- **Exercise task**:
Reproduce the entries from the beginning through the line containing "ns-price-cell: 330 [1737, 159, 1909, 211]", substituting "ns-rate-cell" for "ns-price-cell" and leaving everything else unchanged. Return only those lines.

- **Record list**:

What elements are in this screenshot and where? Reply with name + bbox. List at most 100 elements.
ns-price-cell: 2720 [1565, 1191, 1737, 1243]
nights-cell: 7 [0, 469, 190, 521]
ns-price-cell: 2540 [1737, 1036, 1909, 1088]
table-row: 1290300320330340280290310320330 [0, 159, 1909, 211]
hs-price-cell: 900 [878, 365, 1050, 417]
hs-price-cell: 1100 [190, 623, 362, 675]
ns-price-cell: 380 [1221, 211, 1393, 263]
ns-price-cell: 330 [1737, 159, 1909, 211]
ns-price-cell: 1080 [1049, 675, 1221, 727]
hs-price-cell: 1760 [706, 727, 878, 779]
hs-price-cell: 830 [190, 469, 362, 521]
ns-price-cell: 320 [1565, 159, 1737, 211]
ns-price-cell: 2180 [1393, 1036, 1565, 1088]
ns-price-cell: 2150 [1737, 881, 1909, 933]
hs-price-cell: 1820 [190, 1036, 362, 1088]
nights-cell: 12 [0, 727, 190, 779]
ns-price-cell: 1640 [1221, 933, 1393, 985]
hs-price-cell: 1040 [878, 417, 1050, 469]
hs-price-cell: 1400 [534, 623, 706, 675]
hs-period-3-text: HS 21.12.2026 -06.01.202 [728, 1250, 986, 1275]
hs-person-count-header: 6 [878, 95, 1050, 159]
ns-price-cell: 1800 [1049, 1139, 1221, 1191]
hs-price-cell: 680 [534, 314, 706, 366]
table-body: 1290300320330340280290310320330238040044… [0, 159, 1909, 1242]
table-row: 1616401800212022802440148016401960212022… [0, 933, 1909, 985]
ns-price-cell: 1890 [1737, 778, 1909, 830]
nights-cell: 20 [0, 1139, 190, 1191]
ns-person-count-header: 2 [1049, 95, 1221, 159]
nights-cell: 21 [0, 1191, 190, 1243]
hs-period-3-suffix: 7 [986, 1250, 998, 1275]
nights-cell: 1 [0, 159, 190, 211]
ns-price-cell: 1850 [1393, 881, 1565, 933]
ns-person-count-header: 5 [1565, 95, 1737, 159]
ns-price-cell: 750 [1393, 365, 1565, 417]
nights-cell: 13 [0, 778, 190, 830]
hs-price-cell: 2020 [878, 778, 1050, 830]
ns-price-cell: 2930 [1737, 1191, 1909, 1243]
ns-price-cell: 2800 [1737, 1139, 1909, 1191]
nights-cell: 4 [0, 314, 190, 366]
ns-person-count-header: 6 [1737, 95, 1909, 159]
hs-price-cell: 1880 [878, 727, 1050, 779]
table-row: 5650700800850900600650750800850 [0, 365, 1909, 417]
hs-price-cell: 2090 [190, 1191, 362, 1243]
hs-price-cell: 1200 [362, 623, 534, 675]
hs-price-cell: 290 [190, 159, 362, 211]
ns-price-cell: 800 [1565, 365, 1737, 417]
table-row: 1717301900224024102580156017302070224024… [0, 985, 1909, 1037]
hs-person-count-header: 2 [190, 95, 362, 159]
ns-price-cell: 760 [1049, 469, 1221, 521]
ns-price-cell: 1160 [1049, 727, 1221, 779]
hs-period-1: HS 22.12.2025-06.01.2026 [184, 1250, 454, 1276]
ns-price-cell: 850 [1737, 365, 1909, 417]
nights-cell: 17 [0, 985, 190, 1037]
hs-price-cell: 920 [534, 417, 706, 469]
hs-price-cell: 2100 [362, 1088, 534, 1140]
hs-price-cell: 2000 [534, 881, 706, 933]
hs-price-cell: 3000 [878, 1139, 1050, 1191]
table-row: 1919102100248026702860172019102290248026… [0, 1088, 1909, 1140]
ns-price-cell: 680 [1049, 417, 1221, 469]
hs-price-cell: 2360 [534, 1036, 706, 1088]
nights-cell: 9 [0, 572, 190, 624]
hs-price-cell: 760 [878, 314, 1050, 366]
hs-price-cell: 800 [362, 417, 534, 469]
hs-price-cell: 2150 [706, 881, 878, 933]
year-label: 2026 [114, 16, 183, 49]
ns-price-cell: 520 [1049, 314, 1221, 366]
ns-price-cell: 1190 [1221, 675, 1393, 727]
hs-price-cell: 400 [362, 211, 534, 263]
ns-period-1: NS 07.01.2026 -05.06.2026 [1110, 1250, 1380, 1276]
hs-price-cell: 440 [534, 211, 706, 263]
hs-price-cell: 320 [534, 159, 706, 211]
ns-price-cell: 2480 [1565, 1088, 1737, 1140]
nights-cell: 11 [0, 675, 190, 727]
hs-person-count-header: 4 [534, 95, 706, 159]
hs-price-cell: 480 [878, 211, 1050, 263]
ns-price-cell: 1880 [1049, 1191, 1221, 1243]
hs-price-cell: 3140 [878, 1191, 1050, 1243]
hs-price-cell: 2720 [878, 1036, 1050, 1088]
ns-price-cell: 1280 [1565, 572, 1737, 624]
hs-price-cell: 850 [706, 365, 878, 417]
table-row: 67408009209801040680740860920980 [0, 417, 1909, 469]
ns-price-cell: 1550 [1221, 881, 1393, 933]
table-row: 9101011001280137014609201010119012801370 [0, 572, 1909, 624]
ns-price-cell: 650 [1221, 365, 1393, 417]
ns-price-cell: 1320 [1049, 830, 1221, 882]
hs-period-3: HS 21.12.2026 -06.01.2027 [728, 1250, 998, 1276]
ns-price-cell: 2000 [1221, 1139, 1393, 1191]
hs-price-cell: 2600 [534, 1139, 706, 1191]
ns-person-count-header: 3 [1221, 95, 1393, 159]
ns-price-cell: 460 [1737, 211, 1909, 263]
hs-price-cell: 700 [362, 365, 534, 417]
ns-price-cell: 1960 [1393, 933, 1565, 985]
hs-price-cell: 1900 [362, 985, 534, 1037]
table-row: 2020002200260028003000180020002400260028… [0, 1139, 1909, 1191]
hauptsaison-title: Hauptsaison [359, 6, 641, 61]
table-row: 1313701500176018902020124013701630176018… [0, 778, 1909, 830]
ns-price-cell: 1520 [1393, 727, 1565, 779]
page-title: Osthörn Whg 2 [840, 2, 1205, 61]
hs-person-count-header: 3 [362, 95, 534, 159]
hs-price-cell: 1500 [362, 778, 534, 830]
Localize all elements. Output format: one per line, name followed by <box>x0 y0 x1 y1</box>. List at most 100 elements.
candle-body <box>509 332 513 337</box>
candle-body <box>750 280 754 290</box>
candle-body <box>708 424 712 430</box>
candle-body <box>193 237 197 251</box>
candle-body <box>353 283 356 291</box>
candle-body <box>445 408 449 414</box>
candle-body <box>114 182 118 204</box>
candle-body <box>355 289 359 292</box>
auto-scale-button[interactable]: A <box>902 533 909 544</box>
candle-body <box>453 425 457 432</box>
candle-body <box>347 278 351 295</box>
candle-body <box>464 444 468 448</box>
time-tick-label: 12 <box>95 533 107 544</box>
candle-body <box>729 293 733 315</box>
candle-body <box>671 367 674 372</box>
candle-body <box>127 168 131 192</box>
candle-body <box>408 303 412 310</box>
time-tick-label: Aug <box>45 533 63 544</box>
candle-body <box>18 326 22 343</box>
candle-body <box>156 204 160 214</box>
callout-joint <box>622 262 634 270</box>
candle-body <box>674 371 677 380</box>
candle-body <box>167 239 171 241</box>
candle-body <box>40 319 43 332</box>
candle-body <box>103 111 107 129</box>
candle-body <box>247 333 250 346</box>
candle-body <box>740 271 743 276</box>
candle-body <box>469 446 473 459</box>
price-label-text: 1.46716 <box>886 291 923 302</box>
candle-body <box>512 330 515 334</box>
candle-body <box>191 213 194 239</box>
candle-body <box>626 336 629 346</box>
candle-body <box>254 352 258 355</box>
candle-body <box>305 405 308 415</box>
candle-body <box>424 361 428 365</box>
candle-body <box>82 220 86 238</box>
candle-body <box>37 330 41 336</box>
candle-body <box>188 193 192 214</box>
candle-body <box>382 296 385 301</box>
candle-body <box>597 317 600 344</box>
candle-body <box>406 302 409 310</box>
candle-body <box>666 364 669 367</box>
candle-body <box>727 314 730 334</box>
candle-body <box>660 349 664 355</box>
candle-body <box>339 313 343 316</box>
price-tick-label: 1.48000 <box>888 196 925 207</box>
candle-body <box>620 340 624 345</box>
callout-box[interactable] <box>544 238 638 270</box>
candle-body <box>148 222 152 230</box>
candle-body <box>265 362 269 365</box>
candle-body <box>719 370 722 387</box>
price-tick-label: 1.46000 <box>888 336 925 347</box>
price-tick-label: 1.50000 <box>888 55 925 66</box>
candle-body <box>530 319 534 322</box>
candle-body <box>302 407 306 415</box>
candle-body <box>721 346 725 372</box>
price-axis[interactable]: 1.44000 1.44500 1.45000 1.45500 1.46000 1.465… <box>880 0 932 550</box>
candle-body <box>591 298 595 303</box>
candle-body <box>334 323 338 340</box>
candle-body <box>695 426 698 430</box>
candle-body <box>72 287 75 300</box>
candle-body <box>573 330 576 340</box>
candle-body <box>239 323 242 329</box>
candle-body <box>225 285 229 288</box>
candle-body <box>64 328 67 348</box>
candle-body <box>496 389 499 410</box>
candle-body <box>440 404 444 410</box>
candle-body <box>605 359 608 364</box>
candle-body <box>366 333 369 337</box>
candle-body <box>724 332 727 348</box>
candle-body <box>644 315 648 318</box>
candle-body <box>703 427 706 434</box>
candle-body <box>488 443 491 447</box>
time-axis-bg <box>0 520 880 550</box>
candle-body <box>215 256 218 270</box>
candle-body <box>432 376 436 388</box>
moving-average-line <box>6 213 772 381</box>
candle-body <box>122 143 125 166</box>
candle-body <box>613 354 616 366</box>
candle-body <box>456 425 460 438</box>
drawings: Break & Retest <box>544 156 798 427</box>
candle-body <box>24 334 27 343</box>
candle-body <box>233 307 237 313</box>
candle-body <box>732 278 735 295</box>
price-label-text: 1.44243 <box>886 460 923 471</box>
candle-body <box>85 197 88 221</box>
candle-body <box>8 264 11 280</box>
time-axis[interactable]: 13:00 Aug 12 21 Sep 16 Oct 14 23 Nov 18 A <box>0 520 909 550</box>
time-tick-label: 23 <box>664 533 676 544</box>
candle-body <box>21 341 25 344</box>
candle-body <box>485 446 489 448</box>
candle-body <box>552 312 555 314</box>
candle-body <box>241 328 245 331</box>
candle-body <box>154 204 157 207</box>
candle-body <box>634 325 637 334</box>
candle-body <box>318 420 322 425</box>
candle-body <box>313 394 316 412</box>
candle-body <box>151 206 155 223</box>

- **In response**:
What elements are in this screenshot and where? Reply with name + bbox. List at most 100 elements.
ns-rate-cell: 2720 [1565, 1191, 1737, 1243]
nights-cell: 7 [0, 469, 190, 521]
ns-rate-cell: 2540 [1737, 1036, 1909, 1088]
table-row: 1290300320330340280290310320330 [0, 159, 1909, 211]
hs-price-cell: 900 [878, 365, 1050, 417]
hs-price-cell: 1100 [190, 623, 362, 675]
ns-rate-cell: 380 [1221, 211, 1393, 263]
ns-rate-cell: 330 [1737, 159, 1909, 211]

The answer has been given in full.